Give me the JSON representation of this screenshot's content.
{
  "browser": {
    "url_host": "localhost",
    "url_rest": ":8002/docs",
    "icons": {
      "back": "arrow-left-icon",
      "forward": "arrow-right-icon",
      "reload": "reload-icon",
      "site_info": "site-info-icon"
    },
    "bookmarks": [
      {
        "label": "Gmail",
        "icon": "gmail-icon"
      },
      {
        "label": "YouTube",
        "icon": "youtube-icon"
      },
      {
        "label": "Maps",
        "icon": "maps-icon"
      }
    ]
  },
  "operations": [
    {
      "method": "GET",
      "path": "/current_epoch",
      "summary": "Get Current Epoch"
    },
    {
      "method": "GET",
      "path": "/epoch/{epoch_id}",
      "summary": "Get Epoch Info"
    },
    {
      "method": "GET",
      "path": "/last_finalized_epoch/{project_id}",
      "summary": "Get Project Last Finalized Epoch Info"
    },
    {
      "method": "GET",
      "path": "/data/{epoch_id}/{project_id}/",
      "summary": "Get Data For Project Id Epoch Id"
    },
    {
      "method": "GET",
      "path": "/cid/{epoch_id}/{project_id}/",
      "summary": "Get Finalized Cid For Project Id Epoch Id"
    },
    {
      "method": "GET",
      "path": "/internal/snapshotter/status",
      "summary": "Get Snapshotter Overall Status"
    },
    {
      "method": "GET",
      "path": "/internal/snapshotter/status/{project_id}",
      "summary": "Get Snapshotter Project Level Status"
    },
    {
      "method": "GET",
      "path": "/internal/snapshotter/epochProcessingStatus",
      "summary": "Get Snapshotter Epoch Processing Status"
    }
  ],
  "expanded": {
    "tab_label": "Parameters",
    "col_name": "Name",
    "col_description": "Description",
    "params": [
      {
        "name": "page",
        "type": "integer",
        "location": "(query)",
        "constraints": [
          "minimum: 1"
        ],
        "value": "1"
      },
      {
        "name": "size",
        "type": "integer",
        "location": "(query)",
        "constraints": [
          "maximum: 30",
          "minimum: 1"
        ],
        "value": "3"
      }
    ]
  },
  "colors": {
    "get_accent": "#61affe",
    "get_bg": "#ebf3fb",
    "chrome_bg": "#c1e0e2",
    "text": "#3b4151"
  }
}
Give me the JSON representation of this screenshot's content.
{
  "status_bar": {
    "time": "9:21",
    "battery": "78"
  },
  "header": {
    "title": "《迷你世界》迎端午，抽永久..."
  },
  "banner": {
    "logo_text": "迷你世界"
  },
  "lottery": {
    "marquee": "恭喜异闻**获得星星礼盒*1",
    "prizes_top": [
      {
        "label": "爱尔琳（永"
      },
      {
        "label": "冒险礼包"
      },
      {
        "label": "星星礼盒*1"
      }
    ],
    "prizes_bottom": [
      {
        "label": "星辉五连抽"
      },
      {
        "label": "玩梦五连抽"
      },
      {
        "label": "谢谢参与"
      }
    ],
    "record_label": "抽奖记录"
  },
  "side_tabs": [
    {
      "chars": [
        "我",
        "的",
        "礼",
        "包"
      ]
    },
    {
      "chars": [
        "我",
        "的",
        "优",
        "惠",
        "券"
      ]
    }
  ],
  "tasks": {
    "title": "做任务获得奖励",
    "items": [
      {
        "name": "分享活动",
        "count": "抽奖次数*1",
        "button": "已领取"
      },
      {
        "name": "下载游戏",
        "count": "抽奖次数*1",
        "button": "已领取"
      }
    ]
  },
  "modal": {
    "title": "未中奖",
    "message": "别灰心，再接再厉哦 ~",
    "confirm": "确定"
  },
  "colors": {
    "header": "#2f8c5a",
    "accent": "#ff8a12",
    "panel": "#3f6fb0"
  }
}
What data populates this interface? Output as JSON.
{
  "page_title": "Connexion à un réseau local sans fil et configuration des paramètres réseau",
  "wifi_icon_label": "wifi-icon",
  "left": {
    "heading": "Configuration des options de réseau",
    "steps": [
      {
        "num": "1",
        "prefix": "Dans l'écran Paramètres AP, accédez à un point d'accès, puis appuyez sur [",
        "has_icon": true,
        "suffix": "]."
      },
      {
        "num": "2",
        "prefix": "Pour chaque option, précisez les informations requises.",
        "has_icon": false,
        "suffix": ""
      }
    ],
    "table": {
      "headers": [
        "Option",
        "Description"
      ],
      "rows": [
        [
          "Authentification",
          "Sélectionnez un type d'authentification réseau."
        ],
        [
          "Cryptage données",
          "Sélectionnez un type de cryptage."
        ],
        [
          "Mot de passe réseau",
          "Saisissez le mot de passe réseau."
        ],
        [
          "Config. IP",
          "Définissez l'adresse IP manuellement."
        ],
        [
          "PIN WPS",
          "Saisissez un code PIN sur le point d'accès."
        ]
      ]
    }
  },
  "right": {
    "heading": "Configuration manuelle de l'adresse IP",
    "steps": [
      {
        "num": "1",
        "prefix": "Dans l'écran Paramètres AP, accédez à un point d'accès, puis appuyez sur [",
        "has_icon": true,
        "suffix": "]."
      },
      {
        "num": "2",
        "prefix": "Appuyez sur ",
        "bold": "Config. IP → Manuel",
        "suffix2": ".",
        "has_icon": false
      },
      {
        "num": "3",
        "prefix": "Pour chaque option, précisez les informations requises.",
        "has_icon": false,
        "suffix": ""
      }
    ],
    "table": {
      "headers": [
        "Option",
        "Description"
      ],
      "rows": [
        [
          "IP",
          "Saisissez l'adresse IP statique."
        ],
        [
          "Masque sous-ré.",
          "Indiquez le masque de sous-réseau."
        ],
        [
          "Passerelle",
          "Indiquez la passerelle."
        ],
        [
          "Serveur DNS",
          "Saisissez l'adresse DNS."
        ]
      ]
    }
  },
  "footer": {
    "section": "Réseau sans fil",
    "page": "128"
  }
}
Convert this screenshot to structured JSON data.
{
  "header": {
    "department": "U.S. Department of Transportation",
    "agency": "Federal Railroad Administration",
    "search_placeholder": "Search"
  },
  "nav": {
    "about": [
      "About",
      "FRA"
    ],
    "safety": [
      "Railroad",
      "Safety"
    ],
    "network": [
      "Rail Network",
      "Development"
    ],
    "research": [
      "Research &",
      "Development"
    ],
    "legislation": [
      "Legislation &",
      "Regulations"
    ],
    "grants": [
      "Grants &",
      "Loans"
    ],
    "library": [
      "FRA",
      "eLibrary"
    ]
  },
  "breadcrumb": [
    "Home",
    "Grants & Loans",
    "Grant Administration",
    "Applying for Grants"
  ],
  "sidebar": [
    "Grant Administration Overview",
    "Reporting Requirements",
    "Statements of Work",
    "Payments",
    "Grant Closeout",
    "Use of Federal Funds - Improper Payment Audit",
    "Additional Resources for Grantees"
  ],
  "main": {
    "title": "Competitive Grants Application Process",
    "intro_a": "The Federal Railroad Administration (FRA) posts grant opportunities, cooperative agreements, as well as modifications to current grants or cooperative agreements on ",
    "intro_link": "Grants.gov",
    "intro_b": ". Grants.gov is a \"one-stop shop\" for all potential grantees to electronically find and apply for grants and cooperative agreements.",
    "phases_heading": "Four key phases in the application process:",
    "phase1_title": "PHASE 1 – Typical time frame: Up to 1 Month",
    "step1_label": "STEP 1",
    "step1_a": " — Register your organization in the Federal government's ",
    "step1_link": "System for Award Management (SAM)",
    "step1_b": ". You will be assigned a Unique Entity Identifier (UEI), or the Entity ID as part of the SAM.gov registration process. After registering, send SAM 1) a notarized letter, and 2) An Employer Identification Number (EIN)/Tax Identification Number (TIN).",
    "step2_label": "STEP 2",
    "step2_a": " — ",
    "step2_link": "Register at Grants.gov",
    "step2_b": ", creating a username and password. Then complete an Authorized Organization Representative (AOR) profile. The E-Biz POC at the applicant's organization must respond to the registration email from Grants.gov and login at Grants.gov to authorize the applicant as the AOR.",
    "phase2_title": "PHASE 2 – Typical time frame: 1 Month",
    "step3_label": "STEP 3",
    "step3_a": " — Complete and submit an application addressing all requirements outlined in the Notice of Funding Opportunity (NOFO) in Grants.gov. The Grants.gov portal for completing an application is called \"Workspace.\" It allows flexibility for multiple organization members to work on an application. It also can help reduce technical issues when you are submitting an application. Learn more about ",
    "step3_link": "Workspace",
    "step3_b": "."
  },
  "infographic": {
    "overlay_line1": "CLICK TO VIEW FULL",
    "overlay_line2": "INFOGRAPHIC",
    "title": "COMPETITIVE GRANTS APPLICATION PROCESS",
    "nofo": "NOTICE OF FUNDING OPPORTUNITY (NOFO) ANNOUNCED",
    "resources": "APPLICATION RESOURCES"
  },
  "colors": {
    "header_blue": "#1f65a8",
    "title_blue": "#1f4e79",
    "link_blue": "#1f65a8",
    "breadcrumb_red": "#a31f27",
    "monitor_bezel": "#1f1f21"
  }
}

YOUR GOAL:
Gather each line holding the string "time".

THE SOLUTION:
    "time": "9:21",
    "phase1_title": "PHASE 1 – Typical time frame: Up to 1 Month",
    "phase2_title": "PHASE 2 – Typical time frame: 1 Month",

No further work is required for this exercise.